**Work to do**. Quote the whole listing verbatim.

━━━━━━━━━━━━━━━━━━━━━━━━━━━━━━

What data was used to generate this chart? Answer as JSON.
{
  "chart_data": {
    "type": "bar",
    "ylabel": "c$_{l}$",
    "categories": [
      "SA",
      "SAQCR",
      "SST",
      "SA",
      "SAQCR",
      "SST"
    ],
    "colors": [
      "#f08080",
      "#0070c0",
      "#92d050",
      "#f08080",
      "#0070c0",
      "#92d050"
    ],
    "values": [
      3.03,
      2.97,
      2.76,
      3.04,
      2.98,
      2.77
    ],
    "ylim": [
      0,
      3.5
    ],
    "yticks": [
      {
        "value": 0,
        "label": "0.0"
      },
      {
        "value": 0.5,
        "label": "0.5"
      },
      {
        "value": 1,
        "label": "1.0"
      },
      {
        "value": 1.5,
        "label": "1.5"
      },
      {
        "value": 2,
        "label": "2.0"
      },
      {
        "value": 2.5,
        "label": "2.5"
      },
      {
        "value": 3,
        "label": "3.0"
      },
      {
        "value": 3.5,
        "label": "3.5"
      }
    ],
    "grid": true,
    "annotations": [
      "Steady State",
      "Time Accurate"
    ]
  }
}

━━━━━━━━━━━━━━━━━━━━━━━━━━━━━━

**Solution for this exercise**.
What data was used to generate this chart? Answer as JSON.
{
  "chart_data": {
    "type": "bar",
    "ylabel": "c$_{l}$",
    "categories": [
      "SA",
      "SAQCR",
      "SST",
      "SA",
      "SAQCR",
      "SST"
    ],
    "colors": [
      "#f08080",
      "#0070c0",
      "#92d050",
      "#f08080",
      "#0070c0",
      "#92d050"
    ],
    "values": [
      3.03,
      2.97,
      2.76,
      3.04,
      2.98,
      2.77
    ],
    "ylim": [
      0,
      3.5
    ],
    "yticks": [
      {
        "value": 0,
        "label": "0.0"
      },
      {
        "value": 0.5,
        "label": "0.5"
      },
      {
        "value": 1,
        "label": "1.0"
      },
      {
        "value": 1.5,
        "label": "1.5"
      },
      {
        "value": 2,
        "label": "2.0"
      },
      {
        "value": 2.5,
        "label": "2.5"
      },
      {
        "value": 3,
        "label": "3.0"
      },
      {
        "value": 3.5,
        "label": "3.5"
      }
    ],
    "grid": true,
    "annotations": [
      "Steady State",
      "Time Accurate"
    ]
  }
}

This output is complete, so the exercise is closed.